Extracted data entries
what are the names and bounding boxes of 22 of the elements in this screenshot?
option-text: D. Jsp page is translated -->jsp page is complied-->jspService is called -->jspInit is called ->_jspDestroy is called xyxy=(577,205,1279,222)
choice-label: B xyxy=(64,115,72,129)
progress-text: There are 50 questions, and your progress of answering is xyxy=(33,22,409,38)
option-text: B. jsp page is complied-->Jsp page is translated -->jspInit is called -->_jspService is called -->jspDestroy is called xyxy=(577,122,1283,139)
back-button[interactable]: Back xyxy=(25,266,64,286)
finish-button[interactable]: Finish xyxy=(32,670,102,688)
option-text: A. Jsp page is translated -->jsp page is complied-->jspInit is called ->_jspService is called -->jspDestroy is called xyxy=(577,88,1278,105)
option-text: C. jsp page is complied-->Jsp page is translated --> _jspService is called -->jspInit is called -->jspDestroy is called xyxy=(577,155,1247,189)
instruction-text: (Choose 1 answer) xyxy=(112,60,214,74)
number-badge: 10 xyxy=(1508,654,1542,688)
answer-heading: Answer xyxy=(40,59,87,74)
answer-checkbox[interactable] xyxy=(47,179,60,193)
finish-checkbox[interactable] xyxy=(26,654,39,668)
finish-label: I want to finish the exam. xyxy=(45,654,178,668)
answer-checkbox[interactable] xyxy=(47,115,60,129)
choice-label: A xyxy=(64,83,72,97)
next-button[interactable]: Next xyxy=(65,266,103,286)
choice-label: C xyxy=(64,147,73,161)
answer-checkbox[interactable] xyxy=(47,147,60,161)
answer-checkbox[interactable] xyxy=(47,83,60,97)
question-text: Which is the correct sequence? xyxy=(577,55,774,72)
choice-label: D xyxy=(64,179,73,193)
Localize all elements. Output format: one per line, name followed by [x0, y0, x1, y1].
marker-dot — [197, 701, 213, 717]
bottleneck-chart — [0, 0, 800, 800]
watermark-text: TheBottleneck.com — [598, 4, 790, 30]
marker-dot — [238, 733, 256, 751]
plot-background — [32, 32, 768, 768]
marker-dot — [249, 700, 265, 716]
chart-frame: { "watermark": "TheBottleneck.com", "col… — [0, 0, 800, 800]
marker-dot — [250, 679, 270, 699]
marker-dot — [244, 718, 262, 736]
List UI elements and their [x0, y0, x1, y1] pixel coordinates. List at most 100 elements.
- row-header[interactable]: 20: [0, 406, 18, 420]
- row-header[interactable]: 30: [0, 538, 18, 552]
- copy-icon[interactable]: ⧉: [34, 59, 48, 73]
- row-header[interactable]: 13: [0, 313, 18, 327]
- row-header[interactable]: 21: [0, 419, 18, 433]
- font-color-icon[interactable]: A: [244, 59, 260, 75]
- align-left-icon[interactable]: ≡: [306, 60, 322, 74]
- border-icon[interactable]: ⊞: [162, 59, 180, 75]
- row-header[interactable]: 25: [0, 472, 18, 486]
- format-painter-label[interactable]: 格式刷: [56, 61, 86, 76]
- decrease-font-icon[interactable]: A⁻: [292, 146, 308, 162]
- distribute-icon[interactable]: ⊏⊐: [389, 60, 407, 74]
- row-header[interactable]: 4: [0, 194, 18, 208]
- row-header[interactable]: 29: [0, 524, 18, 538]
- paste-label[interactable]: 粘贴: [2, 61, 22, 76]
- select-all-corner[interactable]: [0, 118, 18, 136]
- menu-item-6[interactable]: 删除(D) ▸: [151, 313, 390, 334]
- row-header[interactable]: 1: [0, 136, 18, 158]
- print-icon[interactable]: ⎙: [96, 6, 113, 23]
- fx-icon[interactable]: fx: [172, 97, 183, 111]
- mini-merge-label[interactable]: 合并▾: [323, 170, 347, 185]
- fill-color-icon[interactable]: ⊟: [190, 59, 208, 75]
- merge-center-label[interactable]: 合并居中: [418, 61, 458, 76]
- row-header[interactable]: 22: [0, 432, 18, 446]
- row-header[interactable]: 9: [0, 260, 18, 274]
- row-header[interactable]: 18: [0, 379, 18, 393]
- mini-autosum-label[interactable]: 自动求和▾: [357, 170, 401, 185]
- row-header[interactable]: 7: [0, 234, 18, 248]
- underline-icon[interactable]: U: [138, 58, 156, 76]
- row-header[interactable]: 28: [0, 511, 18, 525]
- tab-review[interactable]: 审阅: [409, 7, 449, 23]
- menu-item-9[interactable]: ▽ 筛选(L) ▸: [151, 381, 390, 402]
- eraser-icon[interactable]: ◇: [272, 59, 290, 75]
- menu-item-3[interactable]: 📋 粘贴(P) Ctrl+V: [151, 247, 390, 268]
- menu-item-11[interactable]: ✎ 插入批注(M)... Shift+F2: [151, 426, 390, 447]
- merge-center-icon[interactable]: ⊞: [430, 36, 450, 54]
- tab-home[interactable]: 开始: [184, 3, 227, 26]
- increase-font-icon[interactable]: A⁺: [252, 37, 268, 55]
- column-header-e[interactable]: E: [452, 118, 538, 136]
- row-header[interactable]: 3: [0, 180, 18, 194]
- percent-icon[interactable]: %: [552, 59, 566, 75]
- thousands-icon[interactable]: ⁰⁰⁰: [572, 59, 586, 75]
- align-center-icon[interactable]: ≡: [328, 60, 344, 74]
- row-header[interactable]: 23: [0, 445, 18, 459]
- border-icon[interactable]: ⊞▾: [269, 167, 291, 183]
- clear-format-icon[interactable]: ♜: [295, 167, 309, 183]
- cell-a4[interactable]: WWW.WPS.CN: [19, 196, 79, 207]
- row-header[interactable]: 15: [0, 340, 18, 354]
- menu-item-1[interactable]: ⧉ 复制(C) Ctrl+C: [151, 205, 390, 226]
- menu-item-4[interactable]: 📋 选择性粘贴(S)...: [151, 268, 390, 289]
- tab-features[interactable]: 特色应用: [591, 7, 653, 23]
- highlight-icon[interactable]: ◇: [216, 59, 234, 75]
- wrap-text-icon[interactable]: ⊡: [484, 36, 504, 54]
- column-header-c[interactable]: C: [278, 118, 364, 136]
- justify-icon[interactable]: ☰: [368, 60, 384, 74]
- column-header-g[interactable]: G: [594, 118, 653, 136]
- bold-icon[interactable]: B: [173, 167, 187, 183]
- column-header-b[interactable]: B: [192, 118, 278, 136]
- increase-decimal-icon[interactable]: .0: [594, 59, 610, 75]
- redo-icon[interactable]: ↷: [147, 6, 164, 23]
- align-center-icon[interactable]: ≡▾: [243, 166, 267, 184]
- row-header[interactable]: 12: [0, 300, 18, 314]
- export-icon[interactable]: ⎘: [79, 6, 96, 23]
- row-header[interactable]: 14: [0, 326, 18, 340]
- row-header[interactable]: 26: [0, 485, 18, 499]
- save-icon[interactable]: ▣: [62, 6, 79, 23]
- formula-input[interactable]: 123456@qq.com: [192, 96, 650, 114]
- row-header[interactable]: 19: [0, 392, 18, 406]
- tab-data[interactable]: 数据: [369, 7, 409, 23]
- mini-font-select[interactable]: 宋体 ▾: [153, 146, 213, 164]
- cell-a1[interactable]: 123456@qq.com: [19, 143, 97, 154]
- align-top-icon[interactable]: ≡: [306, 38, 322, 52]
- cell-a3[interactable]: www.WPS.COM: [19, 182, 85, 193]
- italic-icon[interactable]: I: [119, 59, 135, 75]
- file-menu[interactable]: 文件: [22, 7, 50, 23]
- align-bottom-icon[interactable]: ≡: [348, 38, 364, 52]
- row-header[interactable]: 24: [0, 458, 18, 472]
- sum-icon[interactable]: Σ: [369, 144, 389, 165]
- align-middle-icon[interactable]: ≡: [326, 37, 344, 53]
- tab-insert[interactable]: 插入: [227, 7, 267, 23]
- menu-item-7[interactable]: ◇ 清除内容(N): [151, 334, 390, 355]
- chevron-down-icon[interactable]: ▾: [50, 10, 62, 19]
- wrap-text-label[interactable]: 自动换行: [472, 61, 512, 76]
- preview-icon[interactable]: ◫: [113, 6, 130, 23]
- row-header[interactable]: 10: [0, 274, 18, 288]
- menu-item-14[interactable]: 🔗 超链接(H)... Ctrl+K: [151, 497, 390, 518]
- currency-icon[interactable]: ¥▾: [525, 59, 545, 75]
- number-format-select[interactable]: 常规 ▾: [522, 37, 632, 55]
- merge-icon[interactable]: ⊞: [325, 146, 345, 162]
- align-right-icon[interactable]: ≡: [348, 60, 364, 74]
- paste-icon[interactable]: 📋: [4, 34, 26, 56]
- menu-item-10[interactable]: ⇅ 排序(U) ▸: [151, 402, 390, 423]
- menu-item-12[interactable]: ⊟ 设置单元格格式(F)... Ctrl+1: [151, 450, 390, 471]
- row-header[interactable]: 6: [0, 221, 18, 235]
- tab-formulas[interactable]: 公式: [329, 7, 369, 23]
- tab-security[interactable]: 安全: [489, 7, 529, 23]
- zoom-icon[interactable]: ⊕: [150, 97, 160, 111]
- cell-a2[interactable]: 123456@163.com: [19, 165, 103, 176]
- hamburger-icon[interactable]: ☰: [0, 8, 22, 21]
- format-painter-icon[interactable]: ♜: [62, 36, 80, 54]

- Description of the task -
Please switch "answer-checkbox" to "option-checkbox" in the material, starting at its first line and ending at the line that contains "bottleneck-chart — [0, 0, 800, 800]". Return those lines with everything else unchanged.

- The completed task -
what are the names and bounding boxes of 22 of the elements in this screenshot?
option-text: D. Jsp page is translated -->jsp page is complied-->jspService is called -->jspInit is called ->_jspDestroy is called xyxy=(577,205,1279,222)
choice-label: B xyxy=(64,115,72,129)
progress-text: There are 50 questions, and your progress of answering is xyxy=(33,22,409,38)
option-text: B. jsp page is complied-->Jsp page is translated -->jspInit is called -->_jspService is called -->jspDestroy is called xyxy=(577,122,1283,139)
back-button[interactable]: Back xyxy=(25,266,64,286)
finish-button[interactable]: Finish xyxy=(32,670,102,688)
option-text: A. Jsp page is translated -->jsp page is complied-->jspInit is called ->_jspService is called -->jspDestroy is called xyxy=(577,88,1278,105)
option-text: C. jsp page is complied-->Jsp page is translated --> _jspService is called -->jspInit is called -->jspDestroy is called xyxy=(577,155,1247,189)
instruction-text: (Choose 1 answer) xyxy=(112,60,214,74)
number-badge: 10 xyxy=(1508,654,1542,688)
answer-heading: Answer xyxy=(40,59,87,74)
option-checkbox[interactable] xyxy=(47,179,60,193)
finish-checkbox[interactable] xyxy=(26,654,39,668)
finish-label: I want to finish the exam. xyxy=(45,654,178,668)
option-checkbox[interactable] xyxy=(47,115,60,129)
choice-label: A xyxy=(64,83,72,97)
next-button[interactable]: Next xyxy=(65,266,103,286)
choice-label: C xyxy=(64,147,73,161)
option-checkbox[interactable] xyxy=(47,147,60,161)
option-checkbox[interactable] xyxy=(47,83,60,97)
question-text: Which is the correct sequence? xyxy=(577,55,774,72)
choice-label: D xyxy=(64,179,73,193)
Localize all elements. Output format: one per line, name followed by [x0, y0, x1, y1].
marker-dot — [197, 701, 213, 717]
bottleneck-chart — [0, 0, 800, 800]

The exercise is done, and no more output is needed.